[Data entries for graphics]
####################
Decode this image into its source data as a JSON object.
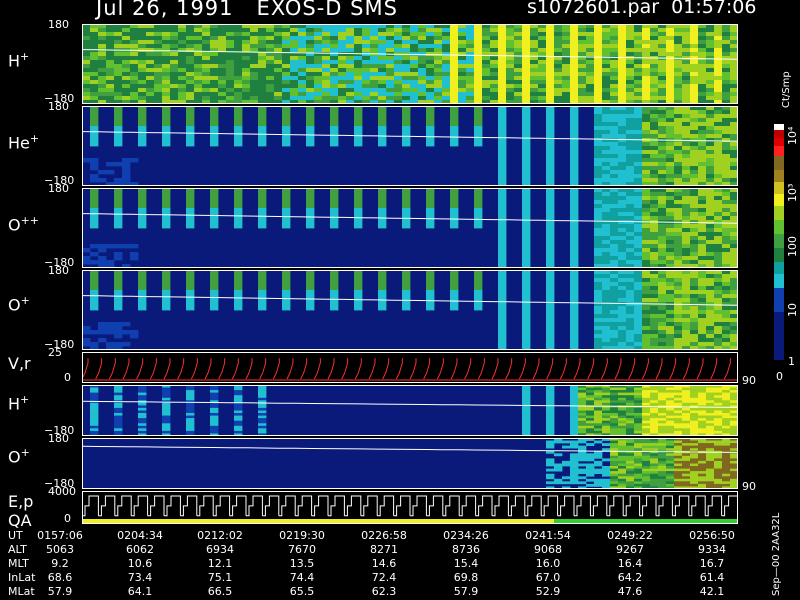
{
  "header": {
    "title_left": "Jul 26, 1991   EXOS-D SMS",
    "title_right": "s1072601.par  01:57:06"
  },
  "chart_data": {
    "type": "heatmap",
    "panels": [
      {
        "label": "H",
        "sup": "+",
        "ytop": "180",
        "ybot": "−180",
        "style": "h1"
      },
      {
        "label": "He",
        "sup": "+",
        "ytop": "180",
        "ybot": "−180",
        "style": "he"
      },
      {
        "label": "O",
        "sup": "++",
        "ytop": "180",
        "ybot": "−180",
        "style": "opp"
      },
      {
        "label": "O",
        "sup": "+",
        "ytop": "180",
        "ybot": "−180",
        "style": "o1"
      },
      {
        "label": "V,r",
        "sup": "",
        "ytop": "25",
        "ybot": "0",
        "right": "90",
        "style": "vr"
      },
      {
        "label": "H",
        "sup": "+",
        "ytop": "",
        "ybot": "−180",
        "style": "h2"
      },
      {
        "label": "O",
        "sup": "+",
        "ytop": "180",
        "ybot": "−180",
        "right": "90",
        "style": "o2"
      },
      {
        "label": "E,p",
        "sublabel": "QA",
        "ytop": "4000",
        "ybot": "0",
        "style": "ep"
      }
    ],
    "colorbar": {
      "title": "Ct/Smp",
      "ticks": [
        "10⁴",
        "10³",
        "100",
        "10",
        "1",
        "0"
      ]
    },
    "side_note": "Sep—00 2AA32L",
    "table": {
      "rows": [
        {
          "label": "UT",
          "values": [
            "0157:06",
            "0204:34",
            "0212:02",
            "0219:30",
            "0226:58",
            "0234:26",
            "0241:54",
            "0249:22",
            "0256:50"
          ]
        },
        {
          "label": "ALT",
          "values": [
            "5063",
            "6062",
            "6934",
            "7670",
            "8271",
            "8736",
            "9068",
            "9267",
            "9334"
          ]
        },
        {
          "label": "MLT",
          "values": [
            "9.2",
            "10.6",
            "12.1",
            "13.5",
            "14.6",
            "15.4",
            "16.0",
            "16.4",
            "16.7"
          ]
        },
        {
          "label": "InLat",
          "values": [
            "68.6",
            "73.4",
            "75.1",
            "74.4",
            "72.4",
            "69.8",
            "67.0",
            "64.2",
            "61.4"
          ]
        },
        {
          "label": "MLat",
          "values": [
            "57.9",
            "64.1",
            "66.5",
            "65.5",
            "62.3",
            "57.9",
            "52.9",
            "47.6",
            "42.1"
          ]
        }
      ]
    }
  }
}
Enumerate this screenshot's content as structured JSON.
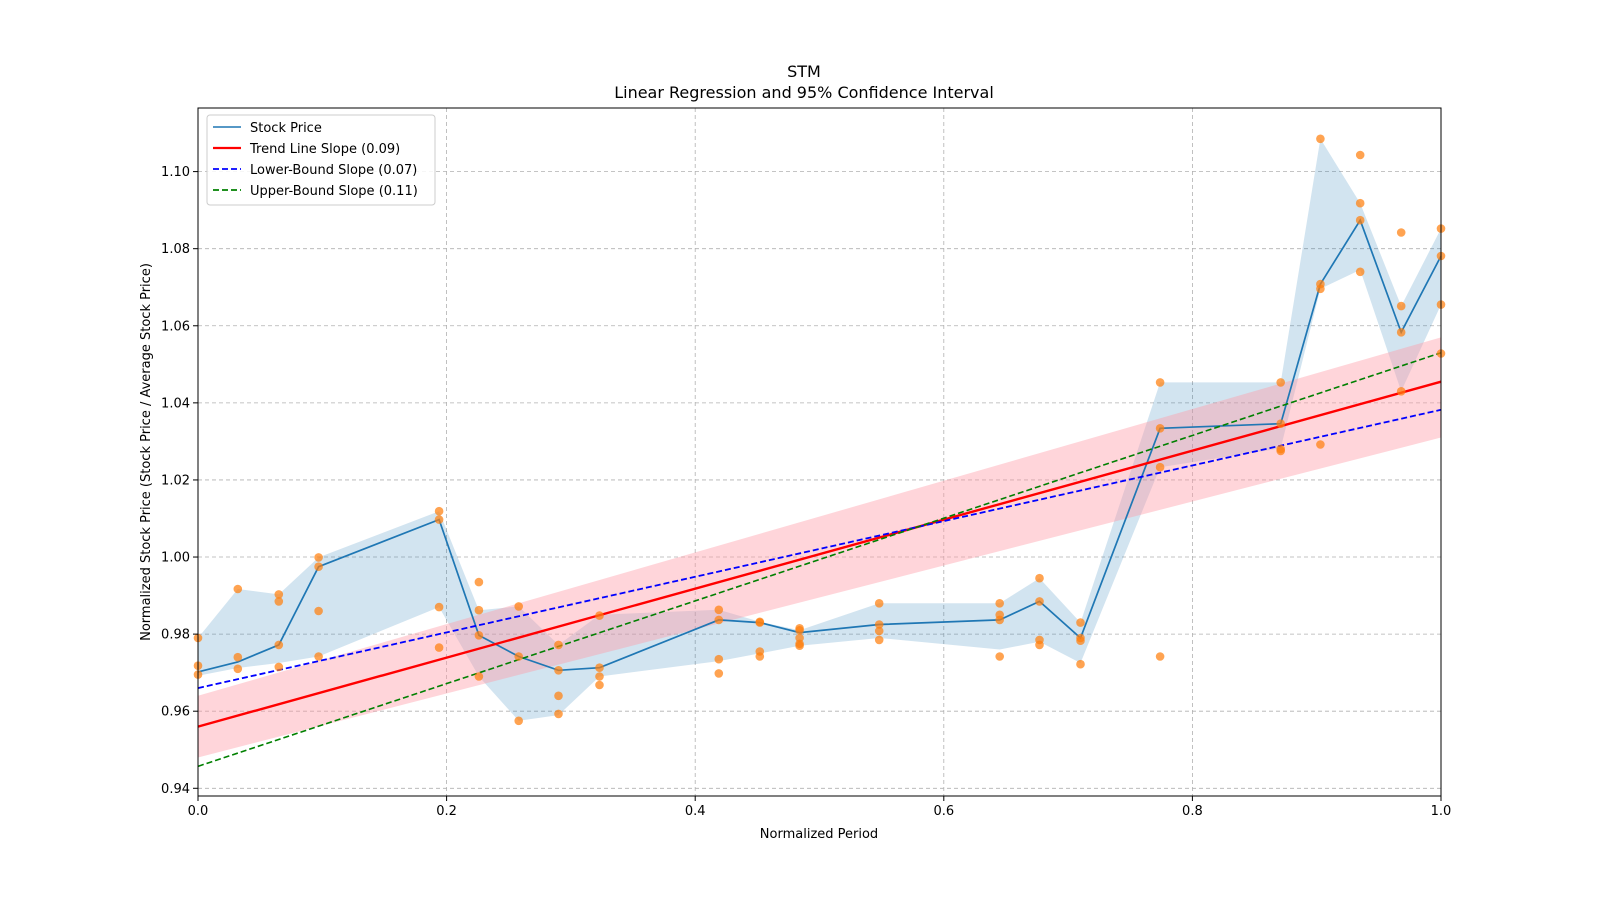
{
  "chart_data": {
    "type": "line",
    "title": "STM",
    "subtitle": "Linear Regression and 95% Confidence Interval",
    "xlabel": "Normalized Period",
    "ylabel": "Normalized Stock Price (Stock Price / Average Stock Price)",
    "xlim": [
      0.0,
      1.0
    ],
    "ylim": [
      0.938,
      1.1165
    ],
    "grid": true,
    "legend_position": "top-left",
    "x_ticks": [
      {
        "value": 0.0,
        "label": "0.0"
      },
      {
        "value": 0.2,
        "label": "0.2"
      },
      {
        "value": 0.4,
        "label": "0.4"
      },
      {
        "value": 0.6,
        "label": "0.6"
      },
      {
        "value": 0.8,
        "label": "0.8"
      },
      {
        "value": 1.0,
        "label": "1.0"
      }
    ],
    "y_ticks": [
      {
        "value": 0.94,
        "label": "0.94"
      },
      {
        "value": 0.96,
        "label": "0.96"
      },
      {
        "value": 0.98,
        "label": "0.98"
      },
      {
        "value": 1.0,
        "label": "1.00"
      },
      {
        "value": 1.02,
        "label": "1.02"
      },
      {
        "value": 1.04,
        "label": "1.04"
      },
      {
        "value": 1.06,
        "label": "1.06"
      },
      {
        "value": 1.08,
        "label": "1.08"
      },
      {
        "value": 1.1,
        "label": "1.10"
      }
    ],
    "colors": {
      "stock": "#1f77b4",
      "stock_band": "#1f77b4",
      "scatter": "#ff7f0e",
      "trend": "#ff0000",
      "trend_band": "#ff9aa8",
      "lower": "#0000ff",
      "upper": "#008000",
      "grid": "#b0b0b0"
    },
    "legend": [
      {
        "label": "Stock Price",
        "color": "#1f77b4",
        "style": "solid"
      },
      {
        "label": "Trend Line Slope (0.09)",
        "color": "#ff0000",
        "style": "solid-thick"
      },
      {
        "label": "Lower-Bound Slope (0.07)",
        "color": "#0000ff",
        "style": "dashed"
      },
      {
        "label": "Upper-Bound Slope (0.11)",
        "color": "#008000",
        "style": "dashed"
      }
    ],
    "stock_price": {
      "name": "Stock Price",
      "x": [
        0.0,
        0.032,
        0.065,
        0.097,
        0.194,
        0.226,
        0.258,
        0.29,
        0.323,
        0.419,
        0.452,
        0.484,
        0.548,
        0.645,
        0.677,
        0.71,
        0.774,
        0.871,
        0.903,
        0.935,
        0.968,
        1.0
      ],
      "y": [
        0.9702,
        0.9728,
        0.9772,
        0.9975,
        1.0097,
        0.9797,
        0.9742,
        0.9706,
        0.9713,
        0.9837,
        0.983,
        0.9804,
        0.9825,
        0.9837,
        0.9885,
        0.979,
        1.0334,
        1.0346,
        1.0708,
        1.0874,
        1.0583,
        1.0781
      ],
      "band_lower": [
        0.9692,
        0.9712,
        0.9725,
        0.9742,
        0.987,
        0.969,
        0.9575,
        0.959,
        0.969,
        0.973,
        0.975,
        0.977,
        0.979,
        0.976,
        0.978,
        0.9725,
        1.0233,
        1.0282,
        1.0696,
        1.0745,
        1.043,
        1.0655
      ],
      "band_upper": [
        0.979,
        0.9917,
        0.9903,
        0.9999,
        1.0119,
        0.9862,
        0.9872,
        0.9772,
        0.985,
        0.9863,
        0.9832,
        0.981,
        0.988,
        0.988,
        0.9945,
        0.983,
        1.0453,
        1.0453,
        1.1085,
        1.0918,
        1.0651,
        1.0852
      ]
    },
    "scatter_points": [
      [
        0.0,
        0.979
      ],
      [
        0.0,
        0.9718
      ],
      [
        0.0,
        0.9695
      ],
      [
        0.032,
        0.9917
      ],
      [
        0.032,
        0.974
      ],
      [
        0.032,
        0.971
      ],
      [
        0.065,
        0.9903
      ],
      [
        0.065,
        0.9885
      ],
      [
        0.065,
        0.9772
      ],
      [
        0.065,
        0.9715
      ],
      [
        0.097,
        0.9999
      ],
      [
        0.097,
        0.9975
      ],
      [
        0.097,
        0.986
      ],
      [
        0.097,
        0.9742
      ],
      [
        0.194,
        1.0119
      ],
      [
        0.194,
        1.0097
      ],
      [
        0.194,
        0.987
      ],
      [
        0.194,
        0.9765
      ],
      [
        0.226,
        0.9935
      ],
      [
        0.226,
        0.9862
      ],
      [
        0.226,
        0.9797
      ],
      [
        0.226,
        0.969
      ],
      [
        0.258,
        0.9872
      ],
      [
        0.258,
        0.9742
      ],
      [
        0.258,
        0.9575
      ],
      [
        0.29,
        0.9772
      ],
      [
        0.29,
        0.9706
      ],
      [
        0.29,
        0.964
      ],
      [
        0.29,
        0.9593
      ],
      [
        0.323,
        0.9848
      ],
      [
        0.323,
        0.9713
      ],
      [
        0.323,
        0.969
      ],
      [
        0.323,
        0.9668
      ],
      [
        0.419,
        0.9863
      ],
      [
        0.419,
        0.9837
      ],
      [
        0.419,
        0.9735
      ],
      [
        0.419,
        0.9698
      ],
      [
        0.452,
        0.9832
      ],
      [
        0.452,
        0.983
      ],
      [
        0.452,
        0.9755
      ],
      [
        0.452,
        0.9742
      ],
      [
        0.484,
        0.9815
      ],
      [
        0.484,
        0.981
      ],
      [
        0.484,
        0.979
      ],
      [
        0.484,
        0.9775
      ],
      [
        0.484,
        0.977
      ],
      [
        0.548,
        0.988
      ],
      [
        0.548,
        0.9825
      ],
      [
        0.548,
        0.9808
      ],
      [
        0.548,
        0.9785
      ],
      [
        0.645,
        0.988
      ],
      [
        0.645,
        0.985
      ],
      [
        0.645,
        0.9837
      ],
      [
        0.645,
        0.9742
      ],
      [
        0.677,
        0.9945
      ],
      [
        0.677,
        0.9885
      ],
      [
        0.677,
        0.9785
      ],
      [
        0.677,
        0.9772
      ],
      [
        0.71,
        0.983
      ],
      [
        0.71,
        0.979
      ],
      [
        0.71,
        0.9783
      ],
      [
        0.71,
        0.9722
      ],
      [
        0.774,
        1.0453
      ],
      [
        0.774,
        1.0334
      ],
      [
        0.774,
        1.0233
      ],
      [
        0.774,
        0.9742
      ],
      [
        0.871,
        1.0453
      ],
      [
        0.871,
        1.0346
      ],
      [
        0.871,
        1.028
      ],
      [
        0.871,
        1.0275
      ],
      [
        0.903,
        1.1085
      ],
      [
        0.903,
        1.0708
      ],
      [
        0.903,
        1.0696
      ],
      [
        0.903,
        1.0292
      ],
      [
        0.935,
        1.1043
      ],
      [
        0.935,
        1.0918
      ],
      [
        0.935,
        1.0874
      ],
      [
        0.935,
        1.074
      ],
      [
        0.968,
        1.0842
      ],
      [
        0.968,
        1.0651
      ],
      [
        0.968,
        1.0583
      ],
      [
        0.968,
        1.043
      ],
      [
        1.0,
        1.0852
      ],
      [
        1.0,
        1.0781
      ],
      [
        1.0,
        1.0655
      ],
      [
        1.0,
        1.0528
      ]
    ],
    "trend_line": {
      "name": "Trend Line Slope (0.09)",
      "x": [
        0.0,
        1.0
      ],
      "y": [
        0.956,
        1.0455
      ]
    },
    "trend_band": {
      "x": [
        0.0,
        1.0
      ],
      "lower": [
        0.948,
        1.031
      ],
      "upper": [
        0.964,
        1.057
      ]
    },
    "lower_bound_line": {
      "name": "Lower-Bound Slope (0.07)",
      "x": [
        0.0,
        1.0
      ],
      "y": [
        0.966,
        1.0382
      ]
    },
    "upper_bound_line": {
      "name": "Upper-Bound Slope (0.11)",
      "x": [
        0.0,
        1.0
      ],
      "y": [
        0.9457,
        1.053
      ]
    }
  }
}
####################
** Work required **
Look through the entries and work out how many lines have the word "Slope" in them; reply with that number only.

** Final answer **
6